We managed, after a couple more of that, to end up with a _P.cambridgei_ sling for miracle.

Not the best "ladder", of course, but we managed to raise him (again, a 1.0 lol) well.

Years passed, gained more experience, _P.cambridgei_ had written 'frebie' all over, lost the count of the slings/juvenile i've traded prior 2003 (had others 'Psalmos' as well) but one thing... i still remember today the first time i've seen that arboreal 0.1 beast.

They are very, very fast, 100% true. But unlike 'Baboon' arboreals (i still remember a certain _S.calceatum_ re-house lol) not high strung. Their venom isn't a walk in the park (especially compared to the average "Brachy & Grammo & Grammo & Brachy") ok, but they aren't defensive.

They are a lovely, "greenish", bluff  fast, but "gentle".

My views on "Avics": while indeed they are class A T's, no doubts, genus _Avicularia _can't, IMO, teach something really important to someone *really *interested in a serious "arboreal track" that will lead him/her into Asian (maybe not "shy" 'Pokies' but, for instance, genus _Lampropelma _ones) and African arboreal ones.

But genus _Psalmopoeus_, yes if they can

Reactions: Award 1


----------



## Chris LXXIX (Apr 13, 2016)

Poec54 said:


> Cambridgei


P.S

"Cambridgei?"

_P.cambridgei_ at least 

Sorry, Poec54, couldn't resist, man

Reactions: Funny 2


----------



## Tanner Dzula (Apr 13, 2016)

Poec54 said:


> I've got most of the arboreal genera except Taps, and I'm in no hurry there.  They are incredibly fast.  I get enough sprinters as it is.  Once the lid is off, they can be a brown blur racing across the walls and ceiling.  Sounds like fun, huh?  Cambridgei are pretty quick when they're young, but with age they settle down and don't run around without a good reason.  Relatively easy to work with, you just have to be careful with their feeding responses.  On two occasions I've had AF cambridgei grab the clean, empty water bowl I was putting in their cage, snatch it out of my forceps, wrestle with it, and roll over on their backs still clutching and biting it.  You *do not* want that feeding response on a stray finger.
> 
> Avics get recommended as first arboreals, not because their care is easy to dial in, but because although fast, they don't have the speed of most of the other arboreals. When you get into Psalmos, Taps, and the OW arboreals, you're stepping up to the Indy cars of the tarantula world.  This is not a decision to be made lightly.



very true, and believe me i won't be making it too lightly. 

I mean the reason i was a T. gigas or another tap is because, from what I've read they are as fast as OW arboreals, but not nearly as venomous or as mechanically damaging, or painful as some OW (IE: I've heard OBT bites can feel more painful then rattlesnake bites even) 

While i don't know how true that is, i mean, it is the internet so i figured id do my research on here first and make a few questioning posts before i ever made a decision like that, but on top of it, they are a T i would love to own, as like a pre-requisite to an OBT and a pokie.

→ **EXTRACTED MATERIAL**:
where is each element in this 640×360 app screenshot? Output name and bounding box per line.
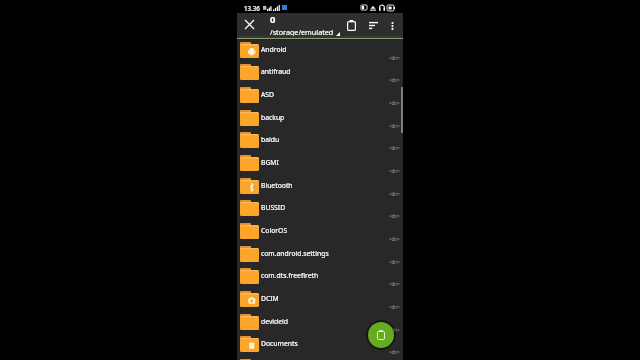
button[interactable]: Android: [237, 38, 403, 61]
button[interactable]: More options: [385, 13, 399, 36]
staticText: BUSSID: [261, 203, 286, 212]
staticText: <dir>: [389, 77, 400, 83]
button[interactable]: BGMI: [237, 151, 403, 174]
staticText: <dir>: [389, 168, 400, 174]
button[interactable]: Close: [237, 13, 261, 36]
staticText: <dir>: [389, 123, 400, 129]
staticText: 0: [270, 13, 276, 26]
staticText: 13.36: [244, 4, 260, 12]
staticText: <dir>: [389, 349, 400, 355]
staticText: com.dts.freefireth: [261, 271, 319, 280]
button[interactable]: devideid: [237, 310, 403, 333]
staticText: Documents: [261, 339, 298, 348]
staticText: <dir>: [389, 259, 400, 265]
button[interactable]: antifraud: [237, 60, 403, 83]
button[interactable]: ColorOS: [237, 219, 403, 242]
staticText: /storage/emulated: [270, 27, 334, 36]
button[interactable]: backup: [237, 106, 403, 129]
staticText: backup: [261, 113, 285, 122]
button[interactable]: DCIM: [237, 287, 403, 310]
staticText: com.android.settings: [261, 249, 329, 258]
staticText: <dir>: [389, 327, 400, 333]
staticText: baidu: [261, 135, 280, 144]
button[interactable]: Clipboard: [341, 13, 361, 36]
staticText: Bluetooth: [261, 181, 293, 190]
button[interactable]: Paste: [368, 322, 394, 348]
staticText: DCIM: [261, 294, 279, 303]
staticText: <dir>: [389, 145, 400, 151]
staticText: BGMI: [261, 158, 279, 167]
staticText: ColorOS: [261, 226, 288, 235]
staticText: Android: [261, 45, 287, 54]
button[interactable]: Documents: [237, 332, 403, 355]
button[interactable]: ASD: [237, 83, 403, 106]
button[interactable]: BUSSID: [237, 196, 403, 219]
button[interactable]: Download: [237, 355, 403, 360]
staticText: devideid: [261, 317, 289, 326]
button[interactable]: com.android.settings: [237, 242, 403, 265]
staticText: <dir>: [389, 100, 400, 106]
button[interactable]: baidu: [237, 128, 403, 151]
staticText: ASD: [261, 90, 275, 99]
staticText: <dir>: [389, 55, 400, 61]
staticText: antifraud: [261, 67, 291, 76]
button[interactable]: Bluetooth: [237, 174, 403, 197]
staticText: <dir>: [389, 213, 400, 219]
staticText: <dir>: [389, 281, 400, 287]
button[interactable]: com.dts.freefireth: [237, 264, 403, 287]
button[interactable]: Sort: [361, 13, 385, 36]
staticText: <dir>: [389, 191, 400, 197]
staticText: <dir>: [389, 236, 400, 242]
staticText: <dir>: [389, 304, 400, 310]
---
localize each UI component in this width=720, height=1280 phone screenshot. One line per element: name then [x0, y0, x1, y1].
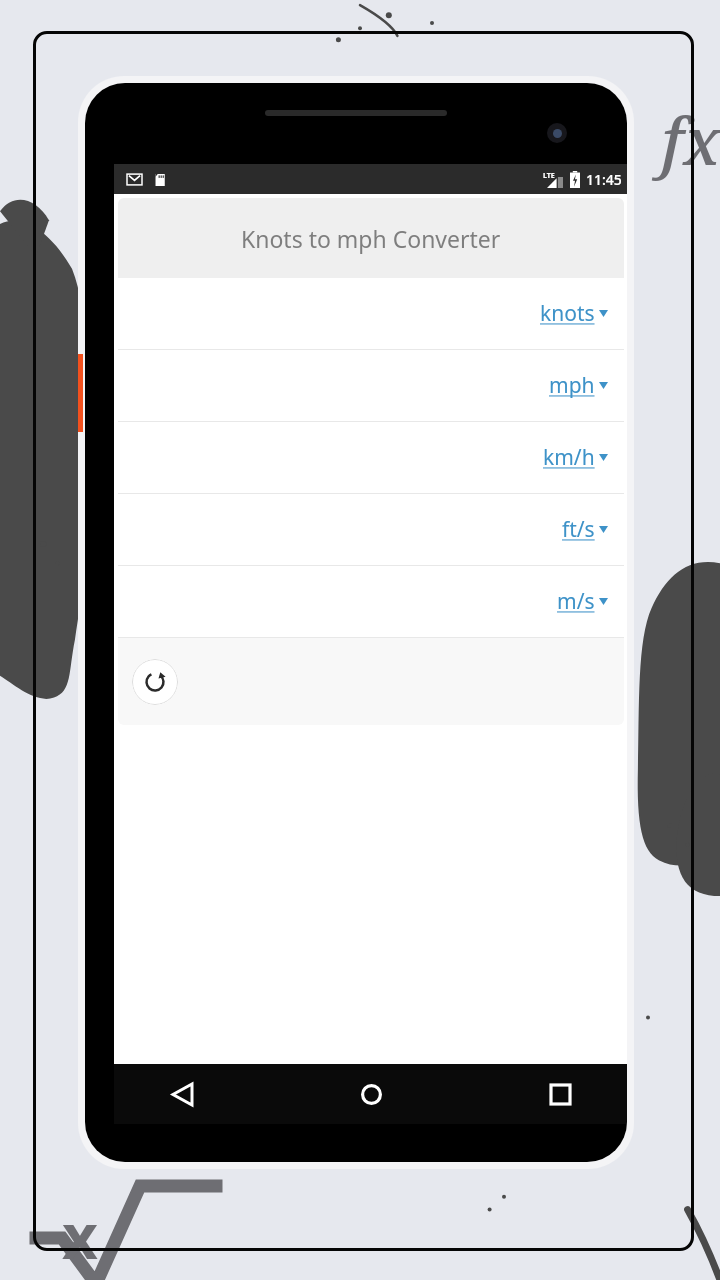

→ **YOUR INSTRUCTIONS**: Copy the part of the tarantula forum thread between "We managed, after" and "arboreal 0.1 beast.", inclusive.

→ **THE SOLUTION**:
We managed, after a couple more of that, to end up with a _P.cambridgei_ sling for miracle.

Not the best "ladder", of course, but we managed to raise him (again, a 1.0 lol) well.

Years passed, gained more experience, _P.cambridgei_ had written 'frebie' all over, lost the count of the slings/juvenile i've traded prior 2003 (had others 'Psalmos' as well) but one thing... i still remember today the first time i've seen that arboreal 0.1 beast.